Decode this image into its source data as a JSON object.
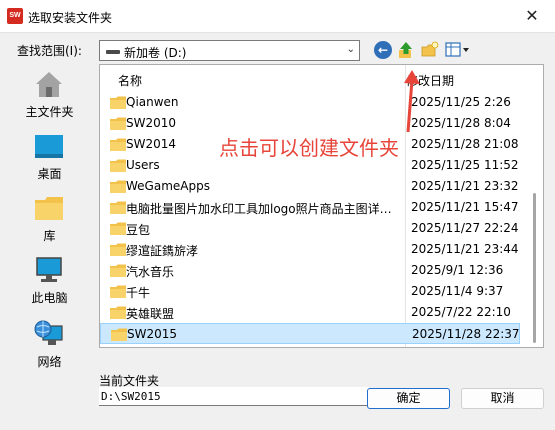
{
  "window": {
    "app_icon_text": "SW",
    "title": "选取安装文件夹",
    "close_glyph": "✕"
  },
  "lookin": {
    "label": "查找范围(I):",
    "value": "新加卷 (D:)"
  },
  "places": [
    {
      "label": "主文件夹",
      "icon": "home-icon"
    },
    {
      "label": "桌面",
      "icon": "desktop-icon"
    },
    {
      "label": "库",
      "icon": "library-icon"
    },
    {
      "label": "此电脑",
      "icon": "computer-icon"
    },
    {
      "label": "网络",
      "icon": "network-icon"
    }
  ],
  "columns": {
    "name": "名称",
    "date": "修改日期"
  },
  "rows": [
    {
      "name": "Qianwen",
      "date": "2025/11/25 2:26"
    },
    {
      "name": "SW2010",
      "date": "2025/11/28 8:04"
    },
    {
      "name": "SW2014",
      "date": "2025/11/28 21:08"
    },
    {
      "name": "Users",
      "date": "2025/11/25 11:52"
    },
    {
      "name": "WeGameApps",
      "date": "2025/11/21 23:32"
    },
    {
      "name": "电脑批量图片加水印工具加logo照片商品主图详情页水印",
      "date": "2025/11/21 15:47"
    },
    {
      "name": "豆包",
      "date": "2025/11/27 22:24"
    },
    {
      "name": "缪逭証鐫旂涍",
      "date": "2025/11/21 23:44"
    },
    {
      "name": "汽水音乐",
      "date": "2025/9/1 12:36"
    },
    {
      "name": "千牛",
      "date": "2025/11/4 9:37"
    },
    {
      "name": "英雄联盟",
      "date": "2025/7/22 22:10"
    },
    {
      "name": "SW2015",
      "date": "2025/11/28 22:37",
      "selected": true
    }
  ],
  "annotation": "点击可以创建文件夹",
  "current_folder": {
    "label": "当前文件夹",
    "value": "D:\\SW2015"
  },
  "buttons": {
    "ok": "确定",
    "cancel": "取消"
  },
  "colors": {
    "annotation": "#e8453a",
    "selection": "#cce8ff",
    "folder": "#f3c24b"
  }
}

• **Task details**:
Extract all lines that hold the word "annotation".

• **Final answer**:
  "annotation": "点击可以创建文件夹",
    "annotation": "#e8453a",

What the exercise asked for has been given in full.